■ **PROBLEM REQUIREMENTS**:
Copy the data from its first line through the line with "heatmap-cell: [1551, 1348, 1614, 1410]", keeping both ends and changing nothing.

[Dataset rows]
------------------------------------------------
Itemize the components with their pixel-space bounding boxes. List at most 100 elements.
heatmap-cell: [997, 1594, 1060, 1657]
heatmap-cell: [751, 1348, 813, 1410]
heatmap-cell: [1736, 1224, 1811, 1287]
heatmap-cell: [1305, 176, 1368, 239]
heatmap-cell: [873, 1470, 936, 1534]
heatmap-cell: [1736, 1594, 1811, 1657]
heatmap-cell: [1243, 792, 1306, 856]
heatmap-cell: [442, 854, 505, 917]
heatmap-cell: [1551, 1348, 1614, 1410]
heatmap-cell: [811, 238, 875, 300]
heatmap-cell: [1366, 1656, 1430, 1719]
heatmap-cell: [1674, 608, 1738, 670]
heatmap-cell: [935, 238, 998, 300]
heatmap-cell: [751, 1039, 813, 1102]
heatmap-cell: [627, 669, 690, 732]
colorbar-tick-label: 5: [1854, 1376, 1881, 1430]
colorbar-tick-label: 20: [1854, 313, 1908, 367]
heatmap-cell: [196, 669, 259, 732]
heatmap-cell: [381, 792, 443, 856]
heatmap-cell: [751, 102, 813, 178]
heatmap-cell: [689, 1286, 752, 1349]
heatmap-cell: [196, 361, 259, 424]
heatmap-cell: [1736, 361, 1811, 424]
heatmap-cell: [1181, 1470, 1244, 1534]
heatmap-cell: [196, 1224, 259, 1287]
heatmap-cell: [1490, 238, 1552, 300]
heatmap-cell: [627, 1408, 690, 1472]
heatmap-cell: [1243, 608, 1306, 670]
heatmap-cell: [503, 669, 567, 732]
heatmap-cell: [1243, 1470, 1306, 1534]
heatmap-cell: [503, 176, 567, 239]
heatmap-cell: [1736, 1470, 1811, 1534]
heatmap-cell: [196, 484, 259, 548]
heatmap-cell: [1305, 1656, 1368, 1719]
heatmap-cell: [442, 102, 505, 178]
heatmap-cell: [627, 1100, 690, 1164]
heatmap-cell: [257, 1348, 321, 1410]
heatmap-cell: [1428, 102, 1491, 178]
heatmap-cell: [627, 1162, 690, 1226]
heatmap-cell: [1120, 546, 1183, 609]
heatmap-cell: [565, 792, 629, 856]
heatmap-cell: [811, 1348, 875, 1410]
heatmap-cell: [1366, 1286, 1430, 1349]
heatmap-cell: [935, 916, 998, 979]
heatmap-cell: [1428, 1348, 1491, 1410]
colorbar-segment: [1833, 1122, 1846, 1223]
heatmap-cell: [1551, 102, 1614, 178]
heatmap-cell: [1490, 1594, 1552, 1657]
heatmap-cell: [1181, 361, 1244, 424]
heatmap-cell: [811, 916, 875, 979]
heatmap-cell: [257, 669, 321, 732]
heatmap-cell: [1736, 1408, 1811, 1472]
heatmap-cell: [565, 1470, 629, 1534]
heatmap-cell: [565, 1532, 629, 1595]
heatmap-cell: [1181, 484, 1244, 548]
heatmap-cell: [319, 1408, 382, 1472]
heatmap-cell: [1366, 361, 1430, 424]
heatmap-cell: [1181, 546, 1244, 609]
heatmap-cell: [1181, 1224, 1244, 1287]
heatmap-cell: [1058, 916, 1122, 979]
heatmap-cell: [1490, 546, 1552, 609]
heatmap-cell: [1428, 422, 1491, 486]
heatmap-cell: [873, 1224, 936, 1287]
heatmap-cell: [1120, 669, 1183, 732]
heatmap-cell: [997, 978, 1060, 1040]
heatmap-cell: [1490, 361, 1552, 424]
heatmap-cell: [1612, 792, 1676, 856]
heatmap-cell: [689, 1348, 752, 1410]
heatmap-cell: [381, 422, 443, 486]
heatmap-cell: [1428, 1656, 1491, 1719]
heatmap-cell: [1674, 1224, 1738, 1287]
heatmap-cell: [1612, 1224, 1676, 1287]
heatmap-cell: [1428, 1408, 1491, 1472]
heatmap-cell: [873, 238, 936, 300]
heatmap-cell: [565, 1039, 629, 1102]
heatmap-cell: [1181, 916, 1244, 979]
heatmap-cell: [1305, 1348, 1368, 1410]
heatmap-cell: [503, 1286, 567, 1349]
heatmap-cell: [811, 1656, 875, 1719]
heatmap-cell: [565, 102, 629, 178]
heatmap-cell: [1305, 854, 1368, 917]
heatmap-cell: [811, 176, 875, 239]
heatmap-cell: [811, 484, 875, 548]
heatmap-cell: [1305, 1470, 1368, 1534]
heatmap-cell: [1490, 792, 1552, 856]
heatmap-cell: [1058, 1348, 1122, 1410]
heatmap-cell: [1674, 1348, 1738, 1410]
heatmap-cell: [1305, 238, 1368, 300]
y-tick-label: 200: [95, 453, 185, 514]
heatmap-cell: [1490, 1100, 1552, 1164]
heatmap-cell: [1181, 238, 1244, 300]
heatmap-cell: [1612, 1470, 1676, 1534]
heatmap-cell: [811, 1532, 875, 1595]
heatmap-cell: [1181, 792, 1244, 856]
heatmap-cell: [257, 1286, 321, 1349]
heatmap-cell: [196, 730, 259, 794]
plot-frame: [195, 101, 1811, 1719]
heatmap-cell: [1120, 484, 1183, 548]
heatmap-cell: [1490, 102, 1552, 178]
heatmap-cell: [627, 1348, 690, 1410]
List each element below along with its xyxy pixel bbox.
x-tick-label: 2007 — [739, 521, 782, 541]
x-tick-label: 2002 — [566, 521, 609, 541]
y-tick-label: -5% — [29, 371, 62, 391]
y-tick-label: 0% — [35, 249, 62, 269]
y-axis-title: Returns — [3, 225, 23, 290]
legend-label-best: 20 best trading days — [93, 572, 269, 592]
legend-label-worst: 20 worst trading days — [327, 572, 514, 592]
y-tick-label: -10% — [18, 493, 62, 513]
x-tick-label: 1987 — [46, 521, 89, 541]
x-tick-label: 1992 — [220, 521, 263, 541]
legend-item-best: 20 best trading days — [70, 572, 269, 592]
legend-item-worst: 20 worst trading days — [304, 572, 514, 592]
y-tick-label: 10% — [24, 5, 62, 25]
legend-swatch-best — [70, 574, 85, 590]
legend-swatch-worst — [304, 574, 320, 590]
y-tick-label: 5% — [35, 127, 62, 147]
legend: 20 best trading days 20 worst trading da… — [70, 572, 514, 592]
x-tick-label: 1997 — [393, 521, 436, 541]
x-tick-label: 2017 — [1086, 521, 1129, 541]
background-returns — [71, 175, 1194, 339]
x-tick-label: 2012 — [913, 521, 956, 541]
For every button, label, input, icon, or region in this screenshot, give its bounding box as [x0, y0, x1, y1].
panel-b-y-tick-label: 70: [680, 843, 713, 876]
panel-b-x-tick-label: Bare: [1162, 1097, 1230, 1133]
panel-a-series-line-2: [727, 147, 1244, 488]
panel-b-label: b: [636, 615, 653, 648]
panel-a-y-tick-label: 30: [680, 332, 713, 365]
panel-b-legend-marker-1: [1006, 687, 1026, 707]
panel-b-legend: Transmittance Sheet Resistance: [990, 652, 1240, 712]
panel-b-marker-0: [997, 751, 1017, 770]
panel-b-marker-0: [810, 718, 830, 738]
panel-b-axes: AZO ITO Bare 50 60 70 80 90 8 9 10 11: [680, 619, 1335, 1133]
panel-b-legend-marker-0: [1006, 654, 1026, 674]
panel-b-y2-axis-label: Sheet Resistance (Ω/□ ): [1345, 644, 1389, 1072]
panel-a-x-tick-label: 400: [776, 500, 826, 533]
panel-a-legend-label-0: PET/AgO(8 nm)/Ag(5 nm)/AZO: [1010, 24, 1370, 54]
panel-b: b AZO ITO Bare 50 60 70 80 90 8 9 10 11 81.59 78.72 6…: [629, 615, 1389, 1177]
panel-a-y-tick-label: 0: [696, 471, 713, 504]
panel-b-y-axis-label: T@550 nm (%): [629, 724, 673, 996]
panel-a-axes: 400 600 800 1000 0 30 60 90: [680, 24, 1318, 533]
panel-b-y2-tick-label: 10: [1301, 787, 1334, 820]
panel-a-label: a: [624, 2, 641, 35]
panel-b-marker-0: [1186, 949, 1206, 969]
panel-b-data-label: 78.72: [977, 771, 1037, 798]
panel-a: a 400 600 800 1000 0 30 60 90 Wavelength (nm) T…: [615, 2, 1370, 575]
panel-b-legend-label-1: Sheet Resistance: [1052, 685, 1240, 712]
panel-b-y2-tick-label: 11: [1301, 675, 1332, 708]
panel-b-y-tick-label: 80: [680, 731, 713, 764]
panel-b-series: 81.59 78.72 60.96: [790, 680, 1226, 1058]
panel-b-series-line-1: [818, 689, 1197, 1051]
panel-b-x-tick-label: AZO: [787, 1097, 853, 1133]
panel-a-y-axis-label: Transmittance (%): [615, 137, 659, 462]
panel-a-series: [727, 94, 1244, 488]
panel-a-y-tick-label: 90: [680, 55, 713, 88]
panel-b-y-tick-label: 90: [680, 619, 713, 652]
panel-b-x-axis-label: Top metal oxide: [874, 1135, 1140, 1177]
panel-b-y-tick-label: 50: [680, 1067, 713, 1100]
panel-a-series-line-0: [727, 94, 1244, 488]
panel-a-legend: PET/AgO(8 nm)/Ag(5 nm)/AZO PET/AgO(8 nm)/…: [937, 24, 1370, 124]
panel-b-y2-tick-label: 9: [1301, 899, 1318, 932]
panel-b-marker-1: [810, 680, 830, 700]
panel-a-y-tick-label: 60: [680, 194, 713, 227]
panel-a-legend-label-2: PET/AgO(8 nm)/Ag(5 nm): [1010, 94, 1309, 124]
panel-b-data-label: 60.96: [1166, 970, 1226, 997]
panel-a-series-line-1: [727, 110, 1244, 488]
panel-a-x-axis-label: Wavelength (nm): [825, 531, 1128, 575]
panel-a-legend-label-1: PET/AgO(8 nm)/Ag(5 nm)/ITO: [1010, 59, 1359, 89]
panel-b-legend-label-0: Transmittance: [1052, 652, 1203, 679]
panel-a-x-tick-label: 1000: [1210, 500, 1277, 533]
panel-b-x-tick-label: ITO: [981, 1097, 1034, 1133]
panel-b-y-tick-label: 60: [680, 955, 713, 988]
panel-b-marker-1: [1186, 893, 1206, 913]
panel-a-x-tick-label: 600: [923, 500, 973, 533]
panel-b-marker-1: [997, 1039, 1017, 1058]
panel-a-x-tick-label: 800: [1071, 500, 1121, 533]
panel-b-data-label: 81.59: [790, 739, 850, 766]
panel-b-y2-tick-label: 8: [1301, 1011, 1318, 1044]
------------------------------------------------
■ **ANSWER FOR THE TASK**:
Itemize the components with their pixel-space bounding boxes. List at most 100 elements.
heatmap-cell: [997, 1594, 1060, 1657]
heatmap-cell: [751, 1348, 813, 1410]
heatmap-cell: [1736, 1224, 1811, 1287]
heatmap-cell: [1305, 176, 1368, 239]
heatmap-cell: [873, 1470, 936, 1534]
heatmap-cell: [1736, 1594, 1811, 1657]
heatmap-cell: [1243, 792, 1306, 856]
heatmap-cell: [442, 854, 505, 917]
heatmap-cell: [1551, 1348, 1614, 1410]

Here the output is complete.